▶ [Problem description]: Check the listing below line by line and report how many lines hold "并执行以下要求", with no other words.

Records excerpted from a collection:
----------------------------------------

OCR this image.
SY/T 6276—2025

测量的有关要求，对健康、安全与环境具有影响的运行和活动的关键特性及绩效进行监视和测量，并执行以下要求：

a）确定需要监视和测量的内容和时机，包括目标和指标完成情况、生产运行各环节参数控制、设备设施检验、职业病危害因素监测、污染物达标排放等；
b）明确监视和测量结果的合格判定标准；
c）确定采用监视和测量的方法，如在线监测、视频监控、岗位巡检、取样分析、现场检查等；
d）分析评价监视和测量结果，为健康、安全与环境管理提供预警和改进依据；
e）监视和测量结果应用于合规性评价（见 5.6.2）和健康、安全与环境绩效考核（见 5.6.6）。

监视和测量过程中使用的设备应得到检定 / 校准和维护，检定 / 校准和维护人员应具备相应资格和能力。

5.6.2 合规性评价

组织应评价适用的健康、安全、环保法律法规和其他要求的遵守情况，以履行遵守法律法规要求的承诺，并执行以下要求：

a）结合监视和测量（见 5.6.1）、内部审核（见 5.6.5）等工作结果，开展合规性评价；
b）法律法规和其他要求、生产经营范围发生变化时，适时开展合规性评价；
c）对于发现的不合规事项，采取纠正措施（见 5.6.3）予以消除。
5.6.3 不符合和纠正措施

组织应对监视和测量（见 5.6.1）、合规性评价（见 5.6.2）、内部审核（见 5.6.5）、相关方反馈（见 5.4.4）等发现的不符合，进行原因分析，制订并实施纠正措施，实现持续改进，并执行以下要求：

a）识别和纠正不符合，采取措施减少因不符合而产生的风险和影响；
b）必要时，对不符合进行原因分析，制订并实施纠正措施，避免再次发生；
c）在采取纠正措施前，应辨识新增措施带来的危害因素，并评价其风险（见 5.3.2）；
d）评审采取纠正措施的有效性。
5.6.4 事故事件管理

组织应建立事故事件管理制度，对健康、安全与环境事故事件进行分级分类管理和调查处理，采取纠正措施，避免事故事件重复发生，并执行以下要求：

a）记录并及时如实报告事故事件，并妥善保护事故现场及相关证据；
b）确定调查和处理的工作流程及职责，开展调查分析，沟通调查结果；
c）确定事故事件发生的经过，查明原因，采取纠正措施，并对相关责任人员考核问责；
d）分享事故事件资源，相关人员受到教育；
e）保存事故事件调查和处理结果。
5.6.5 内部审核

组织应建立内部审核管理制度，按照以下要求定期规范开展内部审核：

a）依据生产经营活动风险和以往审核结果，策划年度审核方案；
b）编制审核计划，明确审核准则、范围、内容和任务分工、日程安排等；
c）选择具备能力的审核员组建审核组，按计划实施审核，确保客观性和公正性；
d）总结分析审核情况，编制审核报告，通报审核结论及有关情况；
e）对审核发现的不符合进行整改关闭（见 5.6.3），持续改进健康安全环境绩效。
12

----------------------------------------

▶ [Response to this task]: 4